What is required: Please copy all the lines that follow, word for word.

Records for this task:
## Begin

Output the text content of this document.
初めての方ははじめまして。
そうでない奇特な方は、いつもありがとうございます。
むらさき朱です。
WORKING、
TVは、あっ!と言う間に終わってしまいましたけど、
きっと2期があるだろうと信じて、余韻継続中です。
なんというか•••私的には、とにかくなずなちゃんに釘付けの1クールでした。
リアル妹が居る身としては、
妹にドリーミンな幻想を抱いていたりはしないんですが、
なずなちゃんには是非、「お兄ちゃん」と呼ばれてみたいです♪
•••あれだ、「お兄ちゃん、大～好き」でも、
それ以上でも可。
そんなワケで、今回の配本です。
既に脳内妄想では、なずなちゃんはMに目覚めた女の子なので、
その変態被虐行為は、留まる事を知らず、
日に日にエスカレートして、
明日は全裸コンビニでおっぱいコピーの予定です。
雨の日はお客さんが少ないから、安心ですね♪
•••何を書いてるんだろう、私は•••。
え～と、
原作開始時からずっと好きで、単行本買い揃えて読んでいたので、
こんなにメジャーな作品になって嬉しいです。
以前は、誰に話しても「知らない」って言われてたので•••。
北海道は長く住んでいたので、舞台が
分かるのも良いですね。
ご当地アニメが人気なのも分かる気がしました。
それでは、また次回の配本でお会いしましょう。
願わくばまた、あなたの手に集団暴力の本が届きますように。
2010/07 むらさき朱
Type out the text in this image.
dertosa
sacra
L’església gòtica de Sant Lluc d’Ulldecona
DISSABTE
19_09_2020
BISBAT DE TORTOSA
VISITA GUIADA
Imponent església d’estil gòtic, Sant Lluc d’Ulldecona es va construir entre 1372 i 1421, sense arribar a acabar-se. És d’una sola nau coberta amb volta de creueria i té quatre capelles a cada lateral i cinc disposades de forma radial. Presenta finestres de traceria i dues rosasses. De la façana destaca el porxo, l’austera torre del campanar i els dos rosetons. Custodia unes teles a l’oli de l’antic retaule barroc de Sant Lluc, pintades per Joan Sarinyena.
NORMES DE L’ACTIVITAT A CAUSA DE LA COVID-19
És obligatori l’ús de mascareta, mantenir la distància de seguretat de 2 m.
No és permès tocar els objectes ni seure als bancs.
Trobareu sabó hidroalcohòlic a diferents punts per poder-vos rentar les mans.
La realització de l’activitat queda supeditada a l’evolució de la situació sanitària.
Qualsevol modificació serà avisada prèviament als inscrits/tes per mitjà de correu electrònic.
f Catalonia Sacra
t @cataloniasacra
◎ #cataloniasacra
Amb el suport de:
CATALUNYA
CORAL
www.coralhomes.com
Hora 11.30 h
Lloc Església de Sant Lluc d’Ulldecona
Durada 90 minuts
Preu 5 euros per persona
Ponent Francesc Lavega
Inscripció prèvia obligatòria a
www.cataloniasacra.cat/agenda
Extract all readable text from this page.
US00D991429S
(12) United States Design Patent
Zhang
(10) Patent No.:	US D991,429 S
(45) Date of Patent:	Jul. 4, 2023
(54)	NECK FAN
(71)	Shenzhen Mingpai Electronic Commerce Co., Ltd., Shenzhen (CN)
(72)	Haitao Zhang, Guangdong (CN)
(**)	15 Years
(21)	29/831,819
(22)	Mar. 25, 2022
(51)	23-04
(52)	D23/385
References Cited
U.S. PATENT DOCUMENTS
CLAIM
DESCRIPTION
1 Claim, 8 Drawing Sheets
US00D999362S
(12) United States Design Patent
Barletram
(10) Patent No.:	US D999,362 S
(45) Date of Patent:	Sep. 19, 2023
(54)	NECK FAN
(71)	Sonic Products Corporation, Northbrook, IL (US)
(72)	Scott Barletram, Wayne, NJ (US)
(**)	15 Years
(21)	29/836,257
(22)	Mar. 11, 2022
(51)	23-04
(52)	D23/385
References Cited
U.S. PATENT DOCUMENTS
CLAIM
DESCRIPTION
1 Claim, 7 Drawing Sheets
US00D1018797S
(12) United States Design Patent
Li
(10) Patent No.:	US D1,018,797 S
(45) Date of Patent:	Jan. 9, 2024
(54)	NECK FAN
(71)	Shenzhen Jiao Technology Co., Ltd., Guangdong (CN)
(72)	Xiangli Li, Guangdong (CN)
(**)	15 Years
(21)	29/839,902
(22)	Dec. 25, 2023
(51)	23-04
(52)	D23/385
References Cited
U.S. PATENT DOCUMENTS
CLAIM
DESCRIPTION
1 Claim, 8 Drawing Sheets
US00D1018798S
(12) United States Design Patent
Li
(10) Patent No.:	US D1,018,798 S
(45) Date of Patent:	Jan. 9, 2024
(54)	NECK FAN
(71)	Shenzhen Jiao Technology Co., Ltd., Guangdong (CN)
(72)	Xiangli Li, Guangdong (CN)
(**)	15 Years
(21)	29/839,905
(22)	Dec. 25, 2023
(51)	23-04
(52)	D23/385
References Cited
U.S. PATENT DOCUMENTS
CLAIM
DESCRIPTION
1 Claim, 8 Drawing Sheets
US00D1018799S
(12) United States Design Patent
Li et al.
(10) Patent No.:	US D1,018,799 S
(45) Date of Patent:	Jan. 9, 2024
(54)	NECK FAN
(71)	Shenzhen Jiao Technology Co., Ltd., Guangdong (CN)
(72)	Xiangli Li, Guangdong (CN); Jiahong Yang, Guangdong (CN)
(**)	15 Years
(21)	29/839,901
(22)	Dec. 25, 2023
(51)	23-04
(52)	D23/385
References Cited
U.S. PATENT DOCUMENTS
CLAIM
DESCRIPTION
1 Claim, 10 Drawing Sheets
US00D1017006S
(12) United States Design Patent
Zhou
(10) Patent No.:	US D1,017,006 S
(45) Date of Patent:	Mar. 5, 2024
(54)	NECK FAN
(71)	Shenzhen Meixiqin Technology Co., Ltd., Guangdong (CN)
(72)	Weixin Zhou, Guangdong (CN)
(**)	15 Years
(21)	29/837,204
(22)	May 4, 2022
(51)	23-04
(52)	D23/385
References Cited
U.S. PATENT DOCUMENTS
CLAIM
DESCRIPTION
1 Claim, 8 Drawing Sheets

## End

Written answer:
Output the text content of this document.
初めての方ははじめまして。
そうでない奇特な方は、いつもありがとうございます。
むらさき朱です。
WORKING、
TVは、あっ!と言う間に終わってしまいましたけど、
きっと2期があるだろうと信じて、余韻継続中です。
なんというか•••私的には、とにかくなずなちゃんに釘付けの1クールでした。
リアル妹が居る身としては、
妹にドリーミンな幻想を抱いていたりはしないんですが、
なずなちゃんには是非、「お兄ちゃん」と呼ばれてみたいです♪
•••あれだ、「お兄ちゃん、大～好き」でも、
それ以上でも可。
そんなワケで、今回の配本です。
既に脳内妄想では、なずなちゃんはMに目覚めた女の子なので、
その変態被虐行為は、留まる事を知らず、
日に日にエスカレートして、
明日は全裸コンビニでおっぱいコピーの予定です。
雨の日はお客さんが少ないから、安心ですね♪
•••何を書いてるんだろう、私は•••。
え～と、
原作開始時からずっと好きで、単行本買い揃えて読んでいたので、
こんなにメジャーな作品になって嬉しいです。
以前は、誰に話しても「知らない」って言われてたので•••。
北海道は長く住んでいたので、舞台が
分かるのも良いですね。
ご当地アニメが人気なのも分かる気がしました。
それでは、また次回の配本でお会いしましょう。
願わくばまた、あなたの手に集団暴力の本が届きますように。
2010/07 むらさき朱
Type out the text in this image.
dertosa
sacra
L’església gòtica de Sant Lluc d’Ulldecona
DISSABTE
19_09_2020
BISBAT DE TORTOSA
VISITA GUIADA
Imponent església d’estil gòtic, Sant Lluc d’Ulldecona es va construir entre 1372 i 1421, sense arribar a acabar-se. És d’una sola nau coberta amb volta de creueria i té quatre capelles a cada lateral i cinc disposades de forma radial. Presenta finestres de traceria i dues rosasses. De la façana destaca el porxo, l’austera torre del campanar i els dos rosetons. Custodia unes teles a l’oli de l’antic retaule barroc de Sant Lluc, pintades per Joan Sarinyena.
NORMES DE L’ACTIVITAT A CAUSA DE LA COVID-19
És obligatori l’ús de mascareta, mantenir la distància de seguretat de 2 m.
No és permès tocar els objectes ni seure als bancs.
Trobareu sabó hidroalcohòlic a diferents punts per poder-vos rentar les mans.
La realització de l’activitat queda supeditada a l’evolució de la situació sanitària.
Qualsevol modificació serà avisada prèviament als inscrits/tes per mitjà de correu electrònic.
f Catalonia Sacra
t @cataloniasacra
◎ #cataloniasacra
Amb el suport de:
CATALUNYA
CORAL
www.coralhomes.com
Hora 11.30 h
Lloc Església de Sant Lluc d’Ulldecona
Durada 90 minuts
Preu 5 euros per persona
Ponent Francesc Lavega
Inscripció prèvia obligatòria a
www.cataloniasacra.cat/agenda
Extract all readable text from this page.
US00D991429S
(12) United States Design Patent
Zhang
(10) Patent No.:	US D991,429 S
(45) Date of Patent:	Jul. 4, 2023
(54)	NECK FAN
(71)	Shenzhen Mingpai Electronic Commerce Co., Ltd., Shenzhen (CN)
(72)	Haitao Zhang, Guangdong (CN)
(**)	15 Years
(21)	29/831,819
(22)	Mar. 25, 2022
(51)	23-04
(52)	D23/385
References Cited
U.S. PATENT DOCUMENTS
CLAIM
DESCRIPTION
1 Claim, 8 Drawing Sheets
US00D999362S
(12) United States Design Patent
Barletram
(10) Patent No.:	US D999,362 S
(45) Date of Patent:	Sep. 19, 2023
(54)	NECK FAN
(71)	Sonic Products Corporation, Northbrook, IL (US)
(72)	Scott Barletram, Wayne, NJ (US)
(**)	15 Years
(21)	29/836,257
(22)	Mar. 11, 2022
(51)	23-04
(52)	D23/385
References Cited
U.S. PATENT DOCUMENTS
CLAIM
DESCRIPTION
1 Claim, 7 Drawing Sheets
US00D1018797S
(12) United States Design Patent
Li
(10) Patent No.:	US D1,018,797 S
(45) Date of Patent:	Jan. 9, 2024
(54)	NECK FAN
(71)	Shenzhen Jiao Technology Co., Ltd., Guangdong (CN)
(72)	Xiangli Li, Guangdong (CN)
(**)	15 Years
(21)	29/839,902
(22)	Dec. 25, 2023
(51)	23-04
(52)	D23/385
References Cited
U.S. PATENT DOCUMENTS
CLAIM
DESCRIPTION
1 Claim, 8 Drawing Sheets
US00D1018798S
(12) United States Design Patent
Li
(10) Patent No.:	US D1,018,798 S
(45) Date of Patent:	Jan. 9, 2024
(54)	NECK FAN
(71)	Shenzhen Jiao Technology Co., Ltd., Guangdong (CN)
(72)	Xiangli Li, Guangdong (CN)
(**)	15 Years
(21)	29/839,905
(22)	Dec. 25, 2023
(51)	23-04
(52)	D23/385
References Cited
U.S. PATENT DOCUMENTS
CLAIM
DESCRIPTION
1 Claim, 8 Drawing Sheets
US00D1018799S
(12) United States Design Patent
Li et al.
(10) Patent No.:	US D1,018,799 S
(45) Date of Patent:	Jan. 9, 2024
(54)	NECK FAN
(71)	Shenzhen Jiao Technology Co., Ltd., Guangdong (CN)
(72)	Xiangli Li, Guangdong (CN); Jiahong Yang, Guangdong (CN)
(**)	15 Years
(21)	29/839,901
(22)	Dec. 25, 2023
(51)	23-04
(52)	D23/385
References Cited
U.S. PATENT DOCUMENTS
CLAIM
DESCRIPTION
1 Claim, 10 Drawing Sheets
US00D1017006S
(12) United States Design Patent
Zhou
(10) Patent No.:	US D1,017,006 S
(45) Date of Patent:	Mar. 5, 2024
(54)	NECK FAN
(71)	Shenzhen Meixiqin Technology Co., Ltd., Guangdong (CN)
(72)	Weixin Zhou, Guangdong (CN)
(**)	15 Years
(21)	29/837,204
(22)	May 4, 2022
(51)	23-04
(52)	D23/385
References Cited
U.S. PATENT DOCUMENTS
CLAIM
DESCRIPTION
1 Claim, 8 Drawing Sheets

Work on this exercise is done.